== A run of records ==

------------------------------------

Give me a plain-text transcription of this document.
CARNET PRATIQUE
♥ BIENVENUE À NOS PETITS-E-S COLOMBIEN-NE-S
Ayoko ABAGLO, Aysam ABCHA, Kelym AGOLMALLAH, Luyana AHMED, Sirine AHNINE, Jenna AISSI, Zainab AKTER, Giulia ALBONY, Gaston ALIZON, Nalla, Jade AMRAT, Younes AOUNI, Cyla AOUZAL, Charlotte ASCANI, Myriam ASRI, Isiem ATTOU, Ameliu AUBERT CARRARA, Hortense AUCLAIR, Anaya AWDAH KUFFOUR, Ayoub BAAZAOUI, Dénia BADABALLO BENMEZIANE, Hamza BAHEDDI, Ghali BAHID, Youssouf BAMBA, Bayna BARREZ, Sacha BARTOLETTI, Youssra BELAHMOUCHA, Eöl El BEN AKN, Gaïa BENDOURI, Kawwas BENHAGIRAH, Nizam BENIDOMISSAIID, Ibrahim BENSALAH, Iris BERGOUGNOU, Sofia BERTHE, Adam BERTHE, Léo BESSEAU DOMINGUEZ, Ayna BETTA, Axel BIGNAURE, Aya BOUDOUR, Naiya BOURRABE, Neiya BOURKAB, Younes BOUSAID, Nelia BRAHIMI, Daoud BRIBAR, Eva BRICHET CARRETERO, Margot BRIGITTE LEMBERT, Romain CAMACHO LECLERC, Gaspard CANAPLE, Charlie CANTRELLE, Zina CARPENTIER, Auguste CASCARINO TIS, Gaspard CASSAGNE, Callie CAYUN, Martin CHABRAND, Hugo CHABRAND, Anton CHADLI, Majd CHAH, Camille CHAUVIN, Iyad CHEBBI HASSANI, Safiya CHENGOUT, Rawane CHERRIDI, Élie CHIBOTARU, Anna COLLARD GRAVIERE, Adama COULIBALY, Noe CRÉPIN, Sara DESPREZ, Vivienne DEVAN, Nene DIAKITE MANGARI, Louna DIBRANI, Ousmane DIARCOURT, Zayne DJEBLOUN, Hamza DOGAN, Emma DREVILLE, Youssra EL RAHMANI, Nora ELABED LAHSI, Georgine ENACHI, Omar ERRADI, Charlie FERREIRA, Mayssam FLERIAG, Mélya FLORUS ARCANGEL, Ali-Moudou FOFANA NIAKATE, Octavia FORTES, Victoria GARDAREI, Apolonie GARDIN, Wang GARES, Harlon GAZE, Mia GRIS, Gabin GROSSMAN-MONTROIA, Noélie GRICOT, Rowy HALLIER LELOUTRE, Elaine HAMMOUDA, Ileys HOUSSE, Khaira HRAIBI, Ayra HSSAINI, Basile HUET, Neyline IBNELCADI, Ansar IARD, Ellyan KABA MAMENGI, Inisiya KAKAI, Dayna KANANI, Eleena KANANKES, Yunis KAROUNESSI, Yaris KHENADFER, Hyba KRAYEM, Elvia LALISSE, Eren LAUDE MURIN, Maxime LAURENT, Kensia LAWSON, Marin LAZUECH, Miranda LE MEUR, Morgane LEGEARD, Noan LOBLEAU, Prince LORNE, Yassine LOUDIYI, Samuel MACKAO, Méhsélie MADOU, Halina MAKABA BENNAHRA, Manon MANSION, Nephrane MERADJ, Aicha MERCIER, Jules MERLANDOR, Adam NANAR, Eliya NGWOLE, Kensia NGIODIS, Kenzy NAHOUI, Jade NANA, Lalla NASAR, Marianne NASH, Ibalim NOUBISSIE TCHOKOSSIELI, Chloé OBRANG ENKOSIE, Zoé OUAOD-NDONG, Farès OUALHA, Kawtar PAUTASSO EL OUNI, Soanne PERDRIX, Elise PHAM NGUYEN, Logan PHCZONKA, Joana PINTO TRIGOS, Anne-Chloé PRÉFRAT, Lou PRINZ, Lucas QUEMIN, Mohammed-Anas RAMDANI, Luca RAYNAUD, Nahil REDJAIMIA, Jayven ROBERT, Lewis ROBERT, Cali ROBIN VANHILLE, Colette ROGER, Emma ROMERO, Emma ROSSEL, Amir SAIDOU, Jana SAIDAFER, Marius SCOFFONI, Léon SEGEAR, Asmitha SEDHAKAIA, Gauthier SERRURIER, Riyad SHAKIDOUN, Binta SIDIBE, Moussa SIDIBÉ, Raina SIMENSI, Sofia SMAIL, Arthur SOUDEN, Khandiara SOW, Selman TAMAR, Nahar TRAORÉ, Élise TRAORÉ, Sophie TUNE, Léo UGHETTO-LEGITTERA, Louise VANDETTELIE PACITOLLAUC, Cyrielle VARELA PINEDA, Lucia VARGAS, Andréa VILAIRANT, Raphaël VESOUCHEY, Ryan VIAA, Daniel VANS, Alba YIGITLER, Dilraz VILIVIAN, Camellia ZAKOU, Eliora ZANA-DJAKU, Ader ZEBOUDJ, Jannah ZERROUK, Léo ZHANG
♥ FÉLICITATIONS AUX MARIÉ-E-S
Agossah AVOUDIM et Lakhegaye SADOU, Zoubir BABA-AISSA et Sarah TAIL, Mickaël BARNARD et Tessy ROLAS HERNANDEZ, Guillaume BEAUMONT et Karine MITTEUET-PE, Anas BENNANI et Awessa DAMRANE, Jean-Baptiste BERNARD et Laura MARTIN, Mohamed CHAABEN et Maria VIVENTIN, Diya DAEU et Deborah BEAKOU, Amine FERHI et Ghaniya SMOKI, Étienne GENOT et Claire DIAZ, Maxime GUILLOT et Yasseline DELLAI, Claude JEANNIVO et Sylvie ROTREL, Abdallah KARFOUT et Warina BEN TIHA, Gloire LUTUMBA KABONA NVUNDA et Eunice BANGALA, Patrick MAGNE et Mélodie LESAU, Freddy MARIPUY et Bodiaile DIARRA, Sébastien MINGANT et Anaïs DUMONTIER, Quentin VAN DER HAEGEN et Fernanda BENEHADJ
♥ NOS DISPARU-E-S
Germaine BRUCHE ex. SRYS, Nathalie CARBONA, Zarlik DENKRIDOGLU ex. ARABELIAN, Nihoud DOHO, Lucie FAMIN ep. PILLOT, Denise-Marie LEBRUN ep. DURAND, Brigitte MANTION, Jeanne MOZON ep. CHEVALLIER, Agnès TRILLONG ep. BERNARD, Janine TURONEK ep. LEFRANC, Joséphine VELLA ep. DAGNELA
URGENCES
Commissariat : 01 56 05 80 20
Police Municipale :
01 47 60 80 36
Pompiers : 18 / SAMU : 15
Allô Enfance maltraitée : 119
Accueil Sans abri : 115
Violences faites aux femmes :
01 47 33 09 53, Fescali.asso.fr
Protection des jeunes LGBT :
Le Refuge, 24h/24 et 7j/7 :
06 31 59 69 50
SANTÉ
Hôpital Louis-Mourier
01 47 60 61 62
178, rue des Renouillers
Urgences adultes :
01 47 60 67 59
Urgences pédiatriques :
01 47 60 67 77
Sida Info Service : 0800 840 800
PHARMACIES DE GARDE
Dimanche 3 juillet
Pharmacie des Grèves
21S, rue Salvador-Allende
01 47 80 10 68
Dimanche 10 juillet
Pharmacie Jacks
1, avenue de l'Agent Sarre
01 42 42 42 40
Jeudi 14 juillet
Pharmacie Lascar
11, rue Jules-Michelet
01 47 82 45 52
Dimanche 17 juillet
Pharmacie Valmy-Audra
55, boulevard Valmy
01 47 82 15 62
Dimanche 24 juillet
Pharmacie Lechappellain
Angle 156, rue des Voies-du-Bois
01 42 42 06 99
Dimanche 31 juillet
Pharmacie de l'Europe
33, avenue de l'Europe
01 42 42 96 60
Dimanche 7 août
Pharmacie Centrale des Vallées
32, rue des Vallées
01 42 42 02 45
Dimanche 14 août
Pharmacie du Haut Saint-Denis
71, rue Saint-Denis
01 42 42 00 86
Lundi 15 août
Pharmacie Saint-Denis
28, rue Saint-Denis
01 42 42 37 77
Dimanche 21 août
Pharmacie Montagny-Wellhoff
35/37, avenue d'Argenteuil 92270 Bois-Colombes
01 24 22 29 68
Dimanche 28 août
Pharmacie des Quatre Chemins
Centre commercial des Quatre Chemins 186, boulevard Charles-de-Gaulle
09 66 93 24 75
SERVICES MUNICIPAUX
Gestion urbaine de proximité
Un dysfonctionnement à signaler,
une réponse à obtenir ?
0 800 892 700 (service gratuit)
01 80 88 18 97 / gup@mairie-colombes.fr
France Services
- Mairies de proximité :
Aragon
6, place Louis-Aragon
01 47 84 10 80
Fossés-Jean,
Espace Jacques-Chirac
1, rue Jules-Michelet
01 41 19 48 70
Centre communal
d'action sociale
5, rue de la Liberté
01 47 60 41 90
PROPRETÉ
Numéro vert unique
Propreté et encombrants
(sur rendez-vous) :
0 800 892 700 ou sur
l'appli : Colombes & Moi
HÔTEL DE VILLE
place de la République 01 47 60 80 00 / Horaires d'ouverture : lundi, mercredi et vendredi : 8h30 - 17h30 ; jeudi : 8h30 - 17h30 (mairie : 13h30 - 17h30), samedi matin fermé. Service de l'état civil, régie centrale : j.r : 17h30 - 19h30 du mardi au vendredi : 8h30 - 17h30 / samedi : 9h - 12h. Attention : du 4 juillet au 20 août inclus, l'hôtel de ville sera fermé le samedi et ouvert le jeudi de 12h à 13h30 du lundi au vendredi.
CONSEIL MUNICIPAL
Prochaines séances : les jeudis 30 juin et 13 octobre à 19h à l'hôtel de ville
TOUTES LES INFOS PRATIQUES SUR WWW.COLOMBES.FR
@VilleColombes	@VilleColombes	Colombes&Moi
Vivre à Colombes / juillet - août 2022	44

------------------------------------

== Exercise details ==
Reply with one number only, the count of lines above that hold the string "Chemins".

== Complete response ==
2